======== Supplied material
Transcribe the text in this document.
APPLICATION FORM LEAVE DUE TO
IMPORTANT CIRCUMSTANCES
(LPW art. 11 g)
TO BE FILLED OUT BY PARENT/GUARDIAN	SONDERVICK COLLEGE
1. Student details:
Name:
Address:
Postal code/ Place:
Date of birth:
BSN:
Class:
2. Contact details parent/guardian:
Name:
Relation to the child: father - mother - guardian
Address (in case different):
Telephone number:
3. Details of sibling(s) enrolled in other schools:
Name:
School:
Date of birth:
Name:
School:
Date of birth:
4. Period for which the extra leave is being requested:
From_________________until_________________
================
======== Supplied material
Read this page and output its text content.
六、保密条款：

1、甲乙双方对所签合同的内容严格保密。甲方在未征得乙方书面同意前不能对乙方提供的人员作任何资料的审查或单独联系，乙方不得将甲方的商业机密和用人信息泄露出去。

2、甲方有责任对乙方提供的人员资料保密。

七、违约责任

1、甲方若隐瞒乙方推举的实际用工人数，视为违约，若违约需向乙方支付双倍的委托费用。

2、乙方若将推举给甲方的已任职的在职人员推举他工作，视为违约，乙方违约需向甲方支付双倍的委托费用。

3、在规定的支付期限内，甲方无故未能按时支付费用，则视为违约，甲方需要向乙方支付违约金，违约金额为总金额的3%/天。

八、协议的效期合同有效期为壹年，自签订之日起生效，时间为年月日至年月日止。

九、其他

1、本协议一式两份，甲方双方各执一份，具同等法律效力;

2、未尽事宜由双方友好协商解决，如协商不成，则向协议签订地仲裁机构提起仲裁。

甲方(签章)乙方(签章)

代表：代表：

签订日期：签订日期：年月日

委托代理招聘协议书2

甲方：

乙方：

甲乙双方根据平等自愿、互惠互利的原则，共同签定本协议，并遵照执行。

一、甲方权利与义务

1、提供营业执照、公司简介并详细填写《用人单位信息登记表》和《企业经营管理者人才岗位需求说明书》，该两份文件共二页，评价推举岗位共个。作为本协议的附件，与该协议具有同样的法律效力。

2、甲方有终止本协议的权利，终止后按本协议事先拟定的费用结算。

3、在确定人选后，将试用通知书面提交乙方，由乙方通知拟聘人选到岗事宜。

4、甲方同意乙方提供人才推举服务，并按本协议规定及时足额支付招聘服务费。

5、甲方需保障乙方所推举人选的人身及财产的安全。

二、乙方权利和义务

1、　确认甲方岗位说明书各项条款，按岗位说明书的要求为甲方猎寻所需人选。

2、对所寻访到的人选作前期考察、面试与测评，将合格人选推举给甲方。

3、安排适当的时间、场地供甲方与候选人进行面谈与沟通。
================
Direction:
Where a line in the entries holds the word "this", copy that line.

Written reply:
Transcribe the text in this document.
Read this page and output its text content.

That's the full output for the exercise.